▸ Exercise goal
Below are records. Copy every line with "賞味期限" in it.

▸ Data listing
◆ ◆ ◆ ◆ ◆

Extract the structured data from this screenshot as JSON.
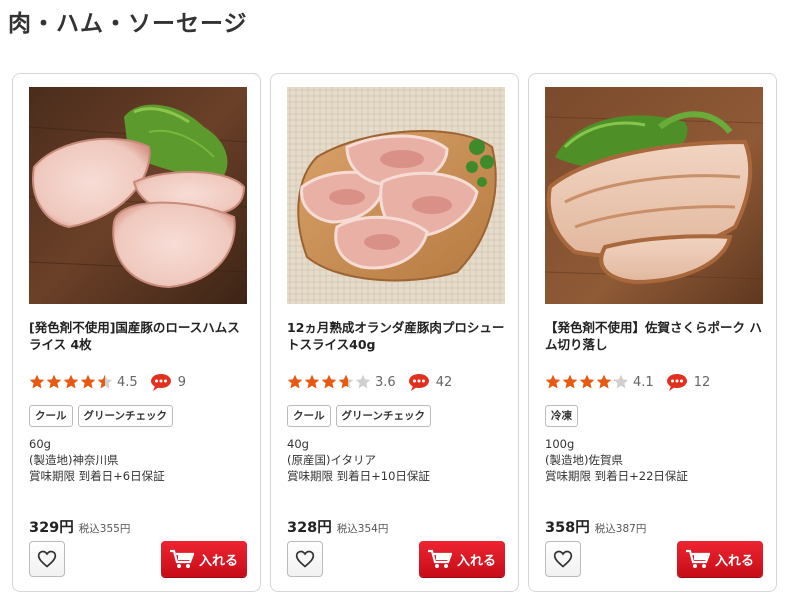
{
  "page": {
    "title": "肉・ハム・ソーセージ"
  },
  "colors": {
    "star": "#e75a0f",
    "star_empty": "#d0d0d0",
    "review_icon": "#e2301f",
    "cart_button": "#d71a24"
  },
  "icons": {
    "review": "speech-bubble-icon",
    "favorite": "heart-icon",
    "cart": "cart-icon"
  },
  "products": [
    {
      "image": "sliced-roast-ham-photo",
      "name": "[発色剤不使用]国産豚のロースハムスライス 4枚",
      "rating": 4.5,
      "rating_text": "4.5",
      "review_count": "9",
      "tags": [
        "クール",
        "グリーンチェック"
      ],
      "details": [
        "60g",
        "(製造地)神奈川県",
        "賞味期限 到着日+6日保証"
      ],
      "price": "329円",
      "price_tax": "税込355円",
      "cart_label": "入れる"
    },
    {
      "image": "prosciutto-photo",
      "name": "12ヵ月熟成オランダ産豚肉プロシュートスライス40g",
      "rating": 3.6,
      "rating_text": "3.6",
      "review_count": "42",
      "tags": [
        "クール",
        "グリーンチェック"
      ],
      "details": [
        "40g",
        "(原産国)イタリア",
        "賞味期限 到着日+10日保証"
      ],
      "price": "328円",
      "price_tax": "税込354円",
      "cart_label": "入れる"
    },
    {
      "image": "cut-pork-ham-photo",
      "name": "【発色剤不使用】佐賀さくらポーク ハム切り落し",
      "rating": 4.1,
      "rating_text": "4.1",
      "review_count": "12",
      "tags": [
        "冷凍"
      ],
      "details": [
        "100g",
        "(製造地)佐賀県",
        "賞味期限 到着日+22日保証"
      ],
      "price": "358円",
      "price_tax": "税込387円",
      "cart_label": "入れる"
    }
  ]
}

◆ ◆ ◆ ◆ ◆

▸ Solution to this exercise
        "賞味期限 到着日+6日保証"
        "賞味期限 到着日+10日保証"
        "賞味期限 到着日+22日保証"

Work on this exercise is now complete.